- [Task goal]: Without omitting anything, retype the data that follows.

[Items listed in a dataset]
┌──

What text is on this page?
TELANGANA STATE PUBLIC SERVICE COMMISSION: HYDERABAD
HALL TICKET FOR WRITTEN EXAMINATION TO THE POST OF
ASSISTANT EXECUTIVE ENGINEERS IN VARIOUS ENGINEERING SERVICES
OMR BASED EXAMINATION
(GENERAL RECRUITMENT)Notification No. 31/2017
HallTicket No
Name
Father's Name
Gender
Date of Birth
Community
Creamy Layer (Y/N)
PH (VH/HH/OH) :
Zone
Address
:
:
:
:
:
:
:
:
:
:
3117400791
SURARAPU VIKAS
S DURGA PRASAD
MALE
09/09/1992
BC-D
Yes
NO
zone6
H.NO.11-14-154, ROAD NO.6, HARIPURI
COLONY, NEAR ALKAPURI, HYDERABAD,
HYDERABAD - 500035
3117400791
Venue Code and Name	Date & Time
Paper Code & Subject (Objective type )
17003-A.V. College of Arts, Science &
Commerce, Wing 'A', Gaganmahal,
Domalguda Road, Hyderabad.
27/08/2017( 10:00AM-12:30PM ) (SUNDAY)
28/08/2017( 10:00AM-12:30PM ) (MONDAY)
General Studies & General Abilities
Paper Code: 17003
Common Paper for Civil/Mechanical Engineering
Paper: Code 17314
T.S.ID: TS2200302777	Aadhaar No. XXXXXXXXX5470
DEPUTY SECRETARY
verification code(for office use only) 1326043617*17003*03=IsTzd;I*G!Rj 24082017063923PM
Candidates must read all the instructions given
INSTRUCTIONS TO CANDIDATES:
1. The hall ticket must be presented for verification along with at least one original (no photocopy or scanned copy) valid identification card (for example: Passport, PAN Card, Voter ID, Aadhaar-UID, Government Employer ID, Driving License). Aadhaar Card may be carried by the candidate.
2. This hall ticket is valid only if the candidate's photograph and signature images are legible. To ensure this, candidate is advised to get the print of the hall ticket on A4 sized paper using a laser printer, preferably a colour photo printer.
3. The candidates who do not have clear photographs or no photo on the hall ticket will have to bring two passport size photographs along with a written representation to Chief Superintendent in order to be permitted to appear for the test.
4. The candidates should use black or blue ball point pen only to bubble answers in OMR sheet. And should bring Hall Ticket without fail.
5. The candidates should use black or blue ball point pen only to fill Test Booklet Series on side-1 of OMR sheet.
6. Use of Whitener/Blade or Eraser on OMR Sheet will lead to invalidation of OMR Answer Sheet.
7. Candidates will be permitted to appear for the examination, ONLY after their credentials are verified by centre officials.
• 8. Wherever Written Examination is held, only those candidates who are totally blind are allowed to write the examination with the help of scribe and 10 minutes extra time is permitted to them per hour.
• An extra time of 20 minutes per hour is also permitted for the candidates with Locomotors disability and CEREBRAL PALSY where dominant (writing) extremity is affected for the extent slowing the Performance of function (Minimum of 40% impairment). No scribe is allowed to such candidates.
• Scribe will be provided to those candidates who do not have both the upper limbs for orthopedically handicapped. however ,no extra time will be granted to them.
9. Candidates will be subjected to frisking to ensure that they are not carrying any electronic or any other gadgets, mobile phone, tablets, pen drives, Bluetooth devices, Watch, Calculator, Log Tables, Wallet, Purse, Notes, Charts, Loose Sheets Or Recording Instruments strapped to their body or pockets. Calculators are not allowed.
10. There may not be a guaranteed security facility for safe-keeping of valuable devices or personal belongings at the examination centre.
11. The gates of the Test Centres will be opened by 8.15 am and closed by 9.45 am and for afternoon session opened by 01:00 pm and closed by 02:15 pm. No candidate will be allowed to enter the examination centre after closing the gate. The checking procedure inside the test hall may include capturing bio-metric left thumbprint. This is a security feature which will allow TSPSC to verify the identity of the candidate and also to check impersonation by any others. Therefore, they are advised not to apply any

└──

- [Response for this exercise]:
What text is on this page?
TELANGANA STATE PUBLIC SERVICE COMMISSION: HYDERABAD
HALL TICKET FOR WRITTEN EXAMINATION TO THE POST OF
ASSISTANT EXECUTIVE ENGINEERS IN VARIOUS ENGINEERING SERVICES
OMR BASED EXAMINATION
(GENERAL RECRUITMENT)Notification No. 31/2017
HallTicket No
Name
Father's Name
Gender
Date of Birth
Community
Creamy Layer (Y/N)
PH (VH/HH/OH) :
Zone
Address
:
:
:
:
:
:
:
:
:
:
3117400791
SURARAPU VIKAS
S DURGA PRASAD
MALE
09/09/1992
BC-D
Yes
NO
zone6
H.NO.11-14-154, ROAD NO.6, HARIPURI
COLONY, NEAR ALKAPURI, HYDERABAD,
HYDERABAD - 500035
3117400791
Venue Code and Name	Date & Time
Paper Code & Subject (Objective type )
17003-A.V. College of Arts, Science &
Commerce, Wing 'A', Gaganmahal,
Domalguda Road, Hyderabad.
27/08/2017( 10:00AM-12:30PM ) (SUNDAY)
28/08/2017( 10:00AM-12:30PM ) (MONDAY)
General Studies & General Abilities
Paper Code: 17003
Common Paper for Civil/Mechanical Engineering
Paper: Code 17314
T.S.ID: TS2200302777	Aadhaar No. XXXXXXXXX5470
DEPUTY SECRETARY
verification code(for office use only) 1326043617*17003*03=IsTzd;I*G!Rj 24082017063923PM
Candidates must read all the instructions given
INSTRUCTIONS TO CANDIDATES:
1. The hall ticket must be presented for verification along with at least one original (no photocopy or scanned copy) valid identification card (for example: Passport, PAN Card, Voter ID, Aadhaar-UID, Government Employer ID, Driving License). Aadhaar Card may be carried by the candidate.
2. This hall ticket is valid only if the candidate's photograph and signature images are legible. To ensure this, candidate is advised to get the print of the hall ticket on A4 sized paper using a laser printer, preferably a colour photo printer.
3. The candidates who do not have clear photographs or no photo on the hall ticket will have to bring two passport size photographs along with a written representation to Chief Superintendent in order to be permitted to appear for the test.
4. The candidates should use black or blue ball point pen only to bubble answers in OMR sheet. And should bring Hall Ticket without fail.
5. The candidates should use black or blue ball point pen only to fill Test Booklet Series on side-1 of OMR sheet.
6. Use of Whitener/Blade or Eraser on OMR Sheet will lead to invalidation of OMR Answer Sheet.
7. Candidates will be permitted to appear for the examination, ONLY after their credentials are verified by centre officials.
• 8. Wherever Written Examination is held, only those candidates who are totally blind are allowed to write the examination with the help of scribe and 10 minutes extra time is permitted to them per hour.
• An extra time of 20 minutes per hour is also permitted for the candidates with Locomotors disability and CEREBRAL PALSY where dominant (writing) extremity is affected for the extent slowing the Performance of function (Minimum of 40% impairment). No scribe is allowed to such candidates.
• Scribe will be provided to those candidates who do not have both the upper limbs for orthopedically handicapped. however ,no extra time will be granted to them.
9. Candidates will be subjected to frisking to ensure that they are not carrying any electronic or any other gadgets, mobile phone, tablets, pen drives, Bluetooth devices, Watch, Calculator, Log Tables, Wallet, Purse, Notes, Charts, Loose Sheets Or Recording Instruments strapped to their body or pockets. Calculators are not allowed.
10. There may not be a guaranteed security facility for safe-keeping of valuable devices or personal belongings at the examination centre.
11. The gates of the Test Centres will be opened by 8.15 am and closed by 9.45 am and for afternoon session opened by 01:00 pm and closed by 02:15 pm. No candidate will be allowed to enter the examination centre after closing the gate. The checking procedure inside the test hall may include capturing bio-metric left thumbprint. This is a security feature which will allow TSPSC to verify the identity of the candidate and also to check impersonation by any others. Therefore, they are advised not to apply any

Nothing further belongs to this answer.